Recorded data
= = = = = = =

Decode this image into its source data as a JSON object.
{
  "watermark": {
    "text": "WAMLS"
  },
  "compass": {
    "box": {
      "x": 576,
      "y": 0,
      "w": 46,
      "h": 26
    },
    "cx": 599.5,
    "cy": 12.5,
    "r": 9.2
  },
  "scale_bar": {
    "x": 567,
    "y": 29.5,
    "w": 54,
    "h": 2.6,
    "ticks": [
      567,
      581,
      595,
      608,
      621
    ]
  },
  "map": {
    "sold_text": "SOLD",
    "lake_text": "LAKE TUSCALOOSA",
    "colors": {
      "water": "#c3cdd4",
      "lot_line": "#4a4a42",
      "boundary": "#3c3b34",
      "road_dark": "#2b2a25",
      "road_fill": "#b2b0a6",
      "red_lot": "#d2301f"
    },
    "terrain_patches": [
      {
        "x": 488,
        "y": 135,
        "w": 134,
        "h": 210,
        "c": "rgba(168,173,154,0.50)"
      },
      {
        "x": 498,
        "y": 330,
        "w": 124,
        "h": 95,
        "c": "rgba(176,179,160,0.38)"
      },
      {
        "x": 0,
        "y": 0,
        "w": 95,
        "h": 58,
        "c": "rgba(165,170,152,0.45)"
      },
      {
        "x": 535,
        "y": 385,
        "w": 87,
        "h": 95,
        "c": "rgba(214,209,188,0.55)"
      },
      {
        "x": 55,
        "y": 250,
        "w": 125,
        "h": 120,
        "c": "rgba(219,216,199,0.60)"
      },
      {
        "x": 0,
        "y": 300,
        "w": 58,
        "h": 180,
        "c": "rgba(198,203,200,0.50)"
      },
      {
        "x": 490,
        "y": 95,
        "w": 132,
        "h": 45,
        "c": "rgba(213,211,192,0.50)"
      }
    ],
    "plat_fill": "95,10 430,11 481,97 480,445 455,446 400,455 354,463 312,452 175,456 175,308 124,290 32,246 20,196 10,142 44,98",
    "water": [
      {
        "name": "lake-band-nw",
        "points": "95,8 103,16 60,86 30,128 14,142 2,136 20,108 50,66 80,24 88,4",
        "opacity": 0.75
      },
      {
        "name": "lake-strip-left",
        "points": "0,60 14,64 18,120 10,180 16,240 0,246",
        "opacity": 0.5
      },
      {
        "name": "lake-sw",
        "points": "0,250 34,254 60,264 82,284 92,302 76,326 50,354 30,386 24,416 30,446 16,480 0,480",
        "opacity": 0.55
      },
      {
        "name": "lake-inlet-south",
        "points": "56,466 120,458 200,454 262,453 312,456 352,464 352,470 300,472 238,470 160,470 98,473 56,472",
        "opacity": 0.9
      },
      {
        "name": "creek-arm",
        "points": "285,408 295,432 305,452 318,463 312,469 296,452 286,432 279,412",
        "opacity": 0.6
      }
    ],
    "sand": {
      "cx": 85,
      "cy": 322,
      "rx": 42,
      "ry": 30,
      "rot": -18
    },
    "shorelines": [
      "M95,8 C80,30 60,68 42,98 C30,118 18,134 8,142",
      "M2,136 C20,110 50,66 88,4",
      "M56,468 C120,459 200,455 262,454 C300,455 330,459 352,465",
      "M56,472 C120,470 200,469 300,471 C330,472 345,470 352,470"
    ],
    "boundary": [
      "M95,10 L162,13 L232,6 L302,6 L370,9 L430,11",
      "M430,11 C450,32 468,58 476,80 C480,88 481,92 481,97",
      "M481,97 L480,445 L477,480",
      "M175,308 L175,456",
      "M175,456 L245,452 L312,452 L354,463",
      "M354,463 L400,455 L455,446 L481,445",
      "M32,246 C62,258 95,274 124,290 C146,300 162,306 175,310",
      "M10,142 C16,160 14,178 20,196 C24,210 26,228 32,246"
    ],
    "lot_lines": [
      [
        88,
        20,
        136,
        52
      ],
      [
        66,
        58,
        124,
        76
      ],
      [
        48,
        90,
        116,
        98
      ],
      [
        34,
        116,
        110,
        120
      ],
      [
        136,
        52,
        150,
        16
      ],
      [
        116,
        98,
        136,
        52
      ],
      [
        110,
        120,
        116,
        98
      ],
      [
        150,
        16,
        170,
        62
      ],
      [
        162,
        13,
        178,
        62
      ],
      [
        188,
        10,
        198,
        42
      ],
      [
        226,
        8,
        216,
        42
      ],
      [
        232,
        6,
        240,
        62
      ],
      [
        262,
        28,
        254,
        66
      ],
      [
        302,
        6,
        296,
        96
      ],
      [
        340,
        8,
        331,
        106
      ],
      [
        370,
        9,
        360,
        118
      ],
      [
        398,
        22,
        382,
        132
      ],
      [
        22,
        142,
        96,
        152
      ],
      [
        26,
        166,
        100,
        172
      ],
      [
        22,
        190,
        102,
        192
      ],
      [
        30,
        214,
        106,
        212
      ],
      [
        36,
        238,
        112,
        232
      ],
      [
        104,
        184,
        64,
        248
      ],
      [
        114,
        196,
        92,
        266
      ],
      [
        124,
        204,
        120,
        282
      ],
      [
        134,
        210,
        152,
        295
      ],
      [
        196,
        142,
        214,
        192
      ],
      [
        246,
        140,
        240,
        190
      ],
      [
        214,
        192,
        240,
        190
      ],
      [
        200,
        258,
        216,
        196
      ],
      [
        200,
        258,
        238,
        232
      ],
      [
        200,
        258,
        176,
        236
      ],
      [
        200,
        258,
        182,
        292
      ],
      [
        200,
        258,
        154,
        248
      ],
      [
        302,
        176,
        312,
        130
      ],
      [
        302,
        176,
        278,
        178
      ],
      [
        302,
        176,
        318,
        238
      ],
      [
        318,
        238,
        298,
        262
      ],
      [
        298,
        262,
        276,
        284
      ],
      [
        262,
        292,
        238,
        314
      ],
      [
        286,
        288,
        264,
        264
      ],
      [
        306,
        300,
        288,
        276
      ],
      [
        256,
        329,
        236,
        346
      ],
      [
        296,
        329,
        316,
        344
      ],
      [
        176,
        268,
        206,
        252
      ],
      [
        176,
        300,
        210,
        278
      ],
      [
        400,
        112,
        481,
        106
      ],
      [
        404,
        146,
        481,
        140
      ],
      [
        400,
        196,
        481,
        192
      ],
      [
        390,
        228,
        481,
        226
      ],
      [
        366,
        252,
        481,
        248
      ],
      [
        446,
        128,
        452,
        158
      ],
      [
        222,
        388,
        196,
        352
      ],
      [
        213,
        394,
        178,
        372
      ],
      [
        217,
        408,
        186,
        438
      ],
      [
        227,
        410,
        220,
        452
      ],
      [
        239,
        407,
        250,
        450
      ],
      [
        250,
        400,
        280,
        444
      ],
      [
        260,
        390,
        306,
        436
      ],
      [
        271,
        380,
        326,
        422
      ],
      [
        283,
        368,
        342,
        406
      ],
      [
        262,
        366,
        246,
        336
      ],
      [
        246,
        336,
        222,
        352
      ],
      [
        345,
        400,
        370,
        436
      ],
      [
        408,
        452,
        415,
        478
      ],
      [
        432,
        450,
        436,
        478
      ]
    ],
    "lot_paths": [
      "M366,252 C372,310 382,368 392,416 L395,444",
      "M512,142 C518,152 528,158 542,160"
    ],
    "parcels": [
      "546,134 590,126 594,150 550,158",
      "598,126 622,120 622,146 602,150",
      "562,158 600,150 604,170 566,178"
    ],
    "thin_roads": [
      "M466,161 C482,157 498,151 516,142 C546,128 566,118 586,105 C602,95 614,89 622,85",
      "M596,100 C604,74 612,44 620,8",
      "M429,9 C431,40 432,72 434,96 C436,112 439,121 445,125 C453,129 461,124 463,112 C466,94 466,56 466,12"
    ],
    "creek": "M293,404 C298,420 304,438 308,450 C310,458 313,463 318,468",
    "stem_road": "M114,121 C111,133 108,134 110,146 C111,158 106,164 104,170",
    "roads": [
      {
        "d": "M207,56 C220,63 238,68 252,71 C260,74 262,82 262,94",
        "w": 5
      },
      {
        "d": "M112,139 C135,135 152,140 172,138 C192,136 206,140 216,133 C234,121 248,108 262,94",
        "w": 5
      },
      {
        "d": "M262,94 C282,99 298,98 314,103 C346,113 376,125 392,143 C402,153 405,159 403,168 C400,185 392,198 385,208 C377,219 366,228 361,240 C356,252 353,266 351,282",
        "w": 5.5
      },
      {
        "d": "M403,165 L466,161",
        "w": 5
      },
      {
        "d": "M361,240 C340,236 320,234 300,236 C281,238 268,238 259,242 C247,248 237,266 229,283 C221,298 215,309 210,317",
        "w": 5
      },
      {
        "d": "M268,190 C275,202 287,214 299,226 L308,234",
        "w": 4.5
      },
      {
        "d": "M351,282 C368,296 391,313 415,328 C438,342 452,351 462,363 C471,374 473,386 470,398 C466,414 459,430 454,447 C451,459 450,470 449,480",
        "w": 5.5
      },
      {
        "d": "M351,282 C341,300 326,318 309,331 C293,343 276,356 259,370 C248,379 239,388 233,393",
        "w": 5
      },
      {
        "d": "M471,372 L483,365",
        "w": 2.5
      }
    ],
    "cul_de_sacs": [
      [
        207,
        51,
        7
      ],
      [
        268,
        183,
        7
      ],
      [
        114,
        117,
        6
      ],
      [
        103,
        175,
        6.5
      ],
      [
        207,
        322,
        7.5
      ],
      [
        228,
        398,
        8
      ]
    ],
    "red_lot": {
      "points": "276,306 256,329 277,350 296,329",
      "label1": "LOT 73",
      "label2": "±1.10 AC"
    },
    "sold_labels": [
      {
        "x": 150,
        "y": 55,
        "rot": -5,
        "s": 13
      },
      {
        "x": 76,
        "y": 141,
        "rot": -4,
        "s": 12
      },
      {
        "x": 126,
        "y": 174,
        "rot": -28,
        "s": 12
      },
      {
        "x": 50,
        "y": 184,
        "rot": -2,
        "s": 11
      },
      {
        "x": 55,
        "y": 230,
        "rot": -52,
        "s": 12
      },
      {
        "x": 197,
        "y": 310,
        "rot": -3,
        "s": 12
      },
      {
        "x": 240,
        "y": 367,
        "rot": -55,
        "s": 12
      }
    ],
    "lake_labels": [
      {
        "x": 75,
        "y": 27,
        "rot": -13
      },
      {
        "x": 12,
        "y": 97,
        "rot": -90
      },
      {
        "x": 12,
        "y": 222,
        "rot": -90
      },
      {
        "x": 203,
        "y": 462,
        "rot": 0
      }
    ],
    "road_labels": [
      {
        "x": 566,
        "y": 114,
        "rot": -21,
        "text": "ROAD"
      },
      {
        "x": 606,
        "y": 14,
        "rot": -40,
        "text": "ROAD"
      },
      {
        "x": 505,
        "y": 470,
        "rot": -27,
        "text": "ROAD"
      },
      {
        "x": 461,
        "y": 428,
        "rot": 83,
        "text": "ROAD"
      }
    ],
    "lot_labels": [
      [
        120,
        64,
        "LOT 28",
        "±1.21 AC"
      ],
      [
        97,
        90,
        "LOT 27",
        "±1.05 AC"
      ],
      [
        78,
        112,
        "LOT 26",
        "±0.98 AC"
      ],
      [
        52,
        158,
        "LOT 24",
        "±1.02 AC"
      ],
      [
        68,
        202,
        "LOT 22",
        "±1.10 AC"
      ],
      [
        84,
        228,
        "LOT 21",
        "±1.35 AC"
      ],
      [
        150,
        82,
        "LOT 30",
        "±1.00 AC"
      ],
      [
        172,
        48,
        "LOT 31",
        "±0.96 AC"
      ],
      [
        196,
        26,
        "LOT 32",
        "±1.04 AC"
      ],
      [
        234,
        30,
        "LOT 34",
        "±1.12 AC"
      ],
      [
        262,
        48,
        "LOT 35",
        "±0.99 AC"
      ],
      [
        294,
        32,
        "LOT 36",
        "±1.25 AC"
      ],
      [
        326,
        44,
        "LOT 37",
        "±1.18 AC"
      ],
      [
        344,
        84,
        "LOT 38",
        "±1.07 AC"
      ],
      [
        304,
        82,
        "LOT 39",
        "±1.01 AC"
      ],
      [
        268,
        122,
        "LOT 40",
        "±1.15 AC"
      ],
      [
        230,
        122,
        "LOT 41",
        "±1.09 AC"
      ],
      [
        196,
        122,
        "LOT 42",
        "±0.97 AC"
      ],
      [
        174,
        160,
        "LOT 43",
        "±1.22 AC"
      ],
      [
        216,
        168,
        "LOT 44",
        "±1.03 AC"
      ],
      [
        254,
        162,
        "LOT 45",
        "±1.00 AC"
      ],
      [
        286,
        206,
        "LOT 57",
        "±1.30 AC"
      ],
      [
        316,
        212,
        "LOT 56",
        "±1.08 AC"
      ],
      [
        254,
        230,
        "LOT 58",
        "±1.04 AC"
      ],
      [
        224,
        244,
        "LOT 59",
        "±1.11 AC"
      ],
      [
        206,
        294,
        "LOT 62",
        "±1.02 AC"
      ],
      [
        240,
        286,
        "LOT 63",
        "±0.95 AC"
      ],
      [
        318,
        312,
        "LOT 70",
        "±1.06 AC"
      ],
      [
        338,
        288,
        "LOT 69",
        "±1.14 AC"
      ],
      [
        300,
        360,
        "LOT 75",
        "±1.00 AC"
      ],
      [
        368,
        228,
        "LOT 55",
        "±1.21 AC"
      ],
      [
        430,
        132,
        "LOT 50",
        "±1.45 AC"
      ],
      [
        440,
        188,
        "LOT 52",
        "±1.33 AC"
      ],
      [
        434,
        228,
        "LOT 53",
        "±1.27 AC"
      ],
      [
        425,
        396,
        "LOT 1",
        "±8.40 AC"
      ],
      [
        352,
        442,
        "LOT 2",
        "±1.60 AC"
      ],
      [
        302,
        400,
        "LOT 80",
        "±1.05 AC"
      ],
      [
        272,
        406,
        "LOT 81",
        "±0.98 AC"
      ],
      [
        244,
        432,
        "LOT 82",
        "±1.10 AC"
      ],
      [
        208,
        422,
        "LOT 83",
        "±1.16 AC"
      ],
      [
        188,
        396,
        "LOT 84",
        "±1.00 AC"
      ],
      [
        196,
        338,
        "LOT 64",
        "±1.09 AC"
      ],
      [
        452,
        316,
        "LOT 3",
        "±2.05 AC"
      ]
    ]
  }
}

= = = = = = =

Short problem: Find each line that has the word "rgba", then copy it out.

Task answer:
        "c": "rgba(168,173,154,0.50)"
        "c": "rgba(176,179,160,0.38)"
        "c": "rgba(165,170,152,0.45)"
        "c": "rgba(214,209,188,0.55)"
        "c": "rgba(219,216,199,0.60)"
        "c": "rgba(198,203,200,0.50)"
        "c": "rgba(213,211,192,0.50)"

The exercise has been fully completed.